Within the material below, find each line bearing the word "Nickel" and present it.

_Dataset content_:
[Begin]

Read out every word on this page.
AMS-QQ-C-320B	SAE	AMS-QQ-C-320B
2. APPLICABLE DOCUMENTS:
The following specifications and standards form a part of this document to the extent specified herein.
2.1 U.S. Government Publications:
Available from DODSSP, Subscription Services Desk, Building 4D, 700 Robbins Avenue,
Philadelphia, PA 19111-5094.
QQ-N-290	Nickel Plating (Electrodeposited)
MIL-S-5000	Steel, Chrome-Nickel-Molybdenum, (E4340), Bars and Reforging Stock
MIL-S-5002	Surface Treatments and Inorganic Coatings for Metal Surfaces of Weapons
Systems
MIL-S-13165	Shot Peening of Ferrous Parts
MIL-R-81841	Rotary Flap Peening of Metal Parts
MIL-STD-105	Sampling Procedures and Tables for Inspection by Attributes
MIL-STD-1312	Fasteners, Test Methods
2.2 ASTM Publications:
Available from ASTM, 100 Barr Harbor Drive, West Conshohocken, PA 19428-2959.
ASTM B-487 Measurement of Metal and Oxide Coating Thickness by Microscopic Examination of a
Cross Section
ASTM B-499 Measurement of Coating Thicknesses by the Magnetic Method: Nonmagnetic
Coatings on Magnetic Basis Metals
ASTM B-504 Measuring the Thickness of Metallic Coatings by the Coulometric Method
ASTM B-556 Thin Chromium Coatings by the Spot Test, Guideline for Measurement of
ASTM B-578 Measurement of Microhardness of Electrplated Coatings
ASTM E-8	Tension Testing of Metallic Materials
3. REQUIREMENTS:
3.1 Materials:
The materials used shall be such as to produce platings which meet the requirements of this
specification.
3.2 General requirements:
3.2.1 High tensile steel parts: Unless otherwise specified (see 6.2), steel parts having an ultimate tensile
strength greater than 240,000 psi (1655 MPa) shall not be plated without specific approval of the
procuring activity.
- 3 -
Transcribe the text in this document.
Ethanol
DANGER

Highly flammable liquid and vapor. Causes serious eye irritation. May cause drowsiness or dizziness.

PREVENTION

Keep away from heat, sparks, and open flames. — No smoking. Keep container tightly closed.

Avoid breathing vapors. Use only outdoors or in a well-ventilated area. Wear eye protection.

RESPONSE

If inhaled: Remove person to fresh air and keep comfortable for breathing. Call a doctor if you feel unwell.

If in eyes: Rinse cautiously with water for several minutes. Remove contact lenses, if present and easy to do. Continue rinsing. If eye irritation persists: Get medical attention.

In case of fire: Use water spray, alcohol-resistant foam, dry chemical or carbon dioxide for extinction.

[End]
[Begin]

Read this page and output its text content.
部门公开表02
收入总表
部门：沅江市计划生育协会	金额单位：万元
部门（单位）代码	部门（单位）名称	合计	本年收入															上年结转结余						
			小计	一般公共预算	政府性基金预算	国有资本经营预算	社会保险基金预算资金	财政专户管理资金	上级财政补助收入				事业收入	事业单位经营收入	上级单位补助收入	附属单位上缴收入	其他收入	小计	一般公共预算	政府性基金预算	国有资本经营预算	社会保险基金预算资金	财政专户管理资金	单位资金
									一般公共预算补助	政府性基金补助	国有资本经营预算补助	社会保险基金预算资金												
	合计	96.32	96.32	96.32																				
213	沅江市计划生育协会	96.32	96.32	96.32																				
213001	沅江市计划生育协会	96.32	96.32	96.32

[End]

_Finished answer_:
QQ-N-290	Nickel Plating (Electrodeposited)
MIL-S-5000	Steel, Chrome-Nickel-Molybdenum, (E4340), Bars and Reforging Stock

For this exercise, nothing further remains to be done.